## Task directions
For the data below, work out how many lines contain the word "true" and supply only that number.

◇ ◇ ◇ ◇ ◇

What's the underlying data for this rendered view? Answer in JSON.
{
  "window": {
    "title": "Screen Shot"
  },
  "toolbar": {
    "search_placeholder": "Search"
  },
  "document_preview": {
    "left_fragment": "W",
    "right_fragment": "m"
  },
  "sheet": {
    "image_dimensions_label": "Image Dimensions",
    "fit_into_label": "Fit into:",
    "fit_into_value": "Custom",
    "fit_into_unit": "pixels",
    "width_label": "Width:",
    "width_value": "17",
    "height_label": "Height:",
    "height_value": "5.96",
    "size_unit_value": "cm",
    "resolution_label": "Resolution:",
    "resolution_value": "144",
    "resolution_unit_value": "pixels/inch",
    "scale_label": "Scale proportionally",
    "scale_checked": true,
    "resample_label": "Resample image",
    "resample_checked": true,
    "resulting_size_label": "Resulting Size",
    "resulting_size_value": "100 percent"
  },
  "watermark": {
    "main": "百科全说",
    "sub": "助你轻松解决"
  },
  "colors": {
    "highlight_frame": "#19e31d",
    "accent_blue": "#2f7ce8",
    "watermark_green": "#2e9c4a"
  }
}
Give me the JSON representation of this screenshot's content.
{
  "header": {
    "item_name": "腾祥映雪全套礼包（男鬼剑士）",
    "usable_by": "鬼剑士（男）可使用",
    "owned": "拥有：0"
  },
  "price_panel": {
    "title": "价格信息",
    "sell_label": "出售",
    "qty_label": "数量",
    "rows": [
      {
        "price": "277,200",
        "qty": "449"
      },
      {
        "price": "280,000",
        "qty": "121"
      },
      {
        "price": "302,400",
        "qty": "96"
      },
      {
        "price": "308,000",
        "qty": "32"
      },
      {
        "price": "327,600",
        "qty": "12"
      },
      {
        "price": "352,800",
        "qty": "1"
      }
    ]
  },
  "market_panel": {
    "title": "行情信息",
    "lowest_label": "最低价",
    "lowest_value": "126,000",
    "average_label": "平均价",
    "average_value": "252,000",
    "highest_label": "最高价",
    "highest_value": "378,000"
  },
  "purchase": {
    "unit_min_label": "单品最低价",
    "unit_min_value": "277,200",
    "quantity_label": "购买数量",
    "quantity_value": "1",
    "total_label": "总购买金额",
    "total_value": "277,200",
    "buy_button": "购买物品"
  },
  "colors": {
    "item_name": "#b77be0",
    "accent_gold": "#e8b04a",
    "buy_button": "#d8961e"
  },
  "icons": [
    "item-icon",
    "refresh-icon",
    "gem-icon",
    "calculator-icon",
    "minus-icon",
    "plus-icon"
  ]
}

◇ ◇ ◇ ◇ ◇

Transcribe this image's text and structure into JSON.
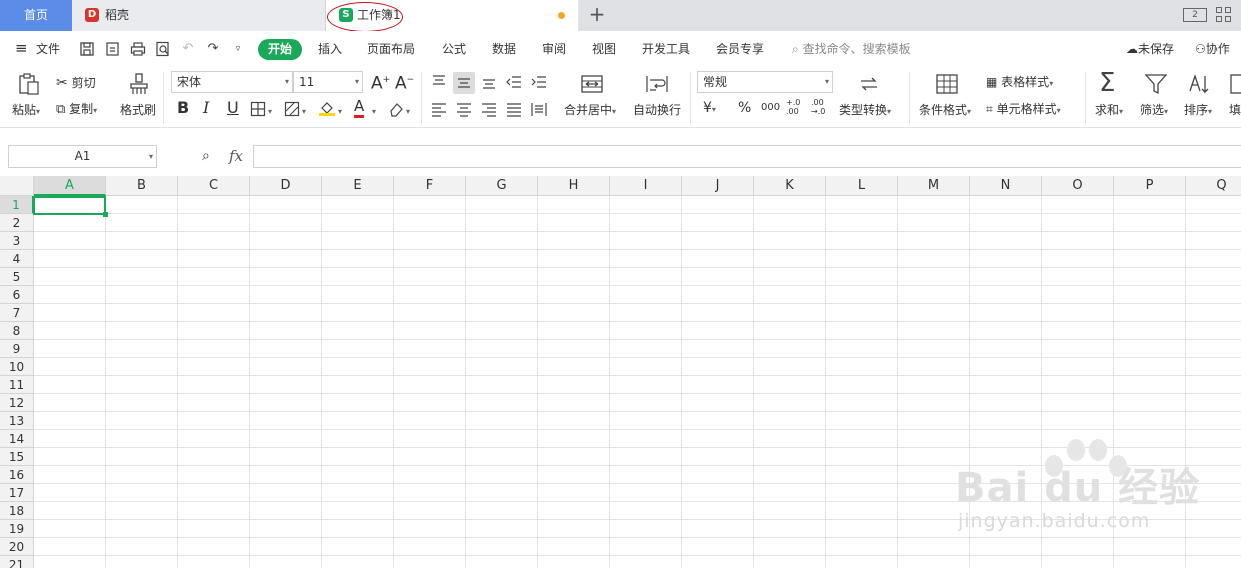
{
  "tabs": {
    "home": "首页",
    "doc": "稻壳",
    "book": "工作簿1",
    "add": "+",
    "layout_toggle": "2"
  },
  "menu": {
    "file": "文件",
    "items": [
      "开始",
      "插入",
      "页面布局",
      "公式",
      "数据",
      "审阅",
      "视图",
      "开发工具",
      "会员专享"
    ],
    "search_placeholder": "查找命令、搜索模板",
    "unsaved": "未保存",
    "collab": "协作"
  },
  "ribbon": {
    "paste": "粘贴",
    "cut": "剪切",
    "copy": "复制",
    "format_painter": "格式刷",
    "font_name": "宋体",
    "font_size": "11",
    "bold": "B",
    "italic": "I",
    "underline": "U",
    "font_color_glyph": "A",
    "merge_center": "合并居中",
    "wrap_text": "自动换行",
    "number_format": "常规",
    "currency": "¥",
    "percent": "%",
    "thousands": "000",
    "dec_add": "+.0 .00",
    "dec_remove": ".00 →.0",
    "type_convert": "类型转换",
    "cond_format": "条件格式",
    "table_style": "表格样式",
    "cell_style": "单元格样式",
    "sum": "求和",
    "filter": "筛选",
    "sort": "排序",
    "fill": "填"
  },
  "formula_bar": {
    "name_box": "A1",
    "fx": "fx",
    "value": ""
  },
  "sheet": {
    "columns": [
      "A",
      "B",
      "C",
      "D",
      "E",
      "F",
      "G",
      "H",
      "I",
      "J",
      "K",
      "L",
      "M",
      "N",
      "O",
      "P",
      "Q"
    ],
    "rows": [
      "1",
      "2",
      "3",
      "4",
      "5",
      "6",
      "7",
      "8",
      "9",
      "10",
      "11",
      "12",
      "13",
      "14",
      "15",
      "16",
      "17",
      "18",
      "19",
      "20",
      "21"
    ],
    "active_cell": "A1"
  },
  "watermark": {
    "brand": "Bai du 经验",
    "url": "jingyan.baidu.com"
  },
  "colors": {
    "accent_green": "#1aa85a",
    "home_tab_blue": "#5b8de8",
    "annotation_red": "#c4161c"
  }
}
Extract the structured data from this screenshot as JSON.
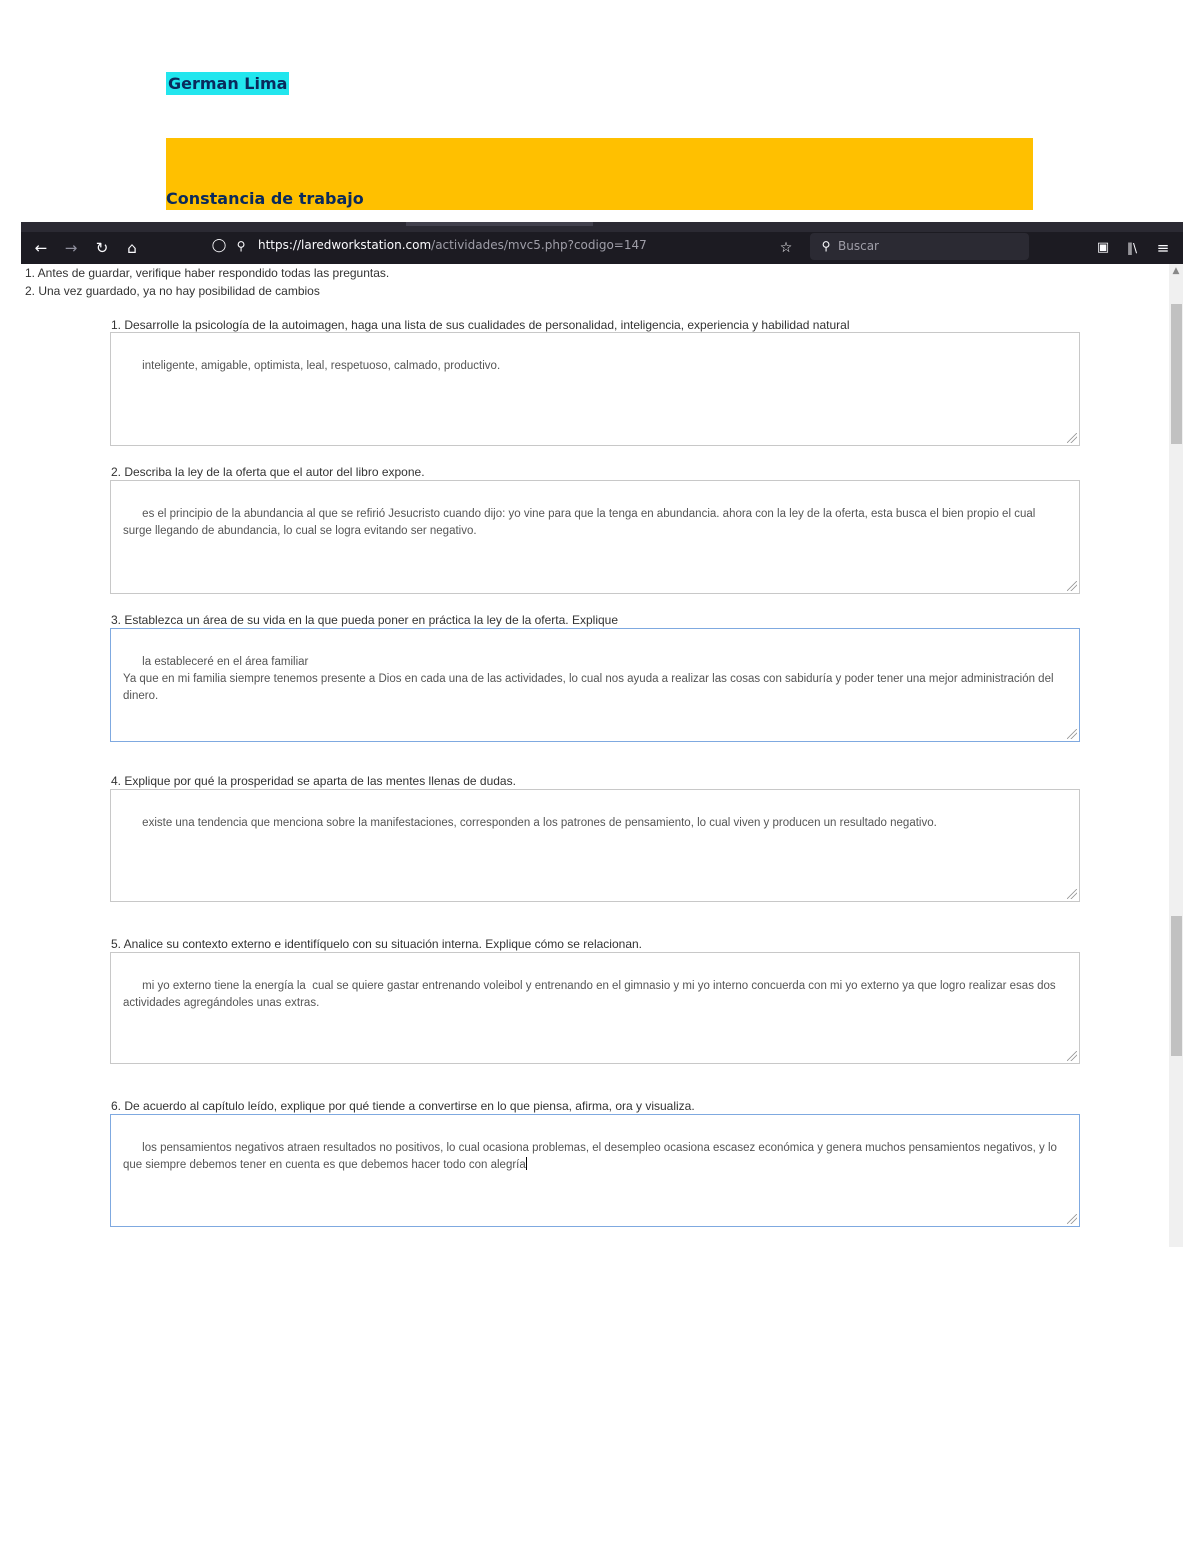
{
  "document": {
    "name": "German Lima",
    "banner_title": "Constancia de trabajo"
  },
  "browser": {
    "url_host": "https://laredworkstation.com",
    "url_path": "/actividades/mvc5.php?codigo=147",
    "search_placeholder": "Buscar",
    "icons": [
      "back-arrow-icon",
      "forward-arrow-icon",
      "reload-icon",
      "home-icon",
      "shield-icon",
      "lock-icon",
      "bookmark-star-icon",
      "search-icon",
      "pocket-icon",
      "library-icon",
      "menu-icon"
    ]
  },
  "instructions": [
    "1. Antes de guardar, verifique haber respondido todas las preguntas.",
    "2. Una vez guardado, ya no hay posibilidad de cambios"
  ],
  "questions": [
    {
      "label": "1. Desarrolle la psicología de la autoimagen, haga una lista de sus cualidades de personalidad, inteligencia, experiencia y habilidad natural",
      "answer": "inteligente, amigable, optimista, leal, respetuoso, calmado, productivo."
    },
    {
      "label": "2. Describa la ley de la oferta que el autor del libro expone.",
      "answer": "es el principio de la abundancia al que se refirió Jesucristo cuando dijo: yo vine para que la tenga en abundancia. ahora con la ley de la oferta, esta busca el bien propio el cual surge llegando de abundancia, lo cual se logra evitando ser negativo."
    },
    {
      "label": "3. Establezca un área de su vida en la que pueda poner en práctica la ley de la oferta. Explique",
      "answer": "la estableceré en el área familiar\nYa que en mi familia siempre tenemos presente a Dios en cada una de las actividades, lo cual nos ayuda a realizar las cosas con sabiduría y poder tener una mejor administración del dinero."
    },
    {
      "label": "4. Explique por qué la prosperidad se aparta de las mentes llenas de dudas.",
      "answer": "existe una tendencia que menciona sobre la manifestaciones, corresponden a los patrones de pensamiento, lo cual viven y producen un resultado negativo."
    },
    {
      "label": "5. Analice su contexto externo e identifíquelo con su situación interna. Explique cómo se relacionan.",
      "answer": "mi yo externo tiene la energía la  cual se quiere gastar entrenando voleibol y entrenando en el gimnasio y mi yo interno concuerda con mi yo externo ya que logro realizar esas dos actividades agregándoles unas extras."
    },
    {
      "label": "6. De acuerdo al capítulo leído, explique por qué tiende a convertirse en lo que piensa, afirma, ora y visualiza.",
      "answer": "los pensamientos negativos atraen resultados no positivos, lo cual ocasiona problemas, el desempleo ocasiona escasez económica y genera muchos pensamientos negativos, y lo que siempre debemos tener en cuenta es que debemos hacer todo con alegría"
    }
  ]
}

◇ ◇ ◇ ◇ ◇

## The response
2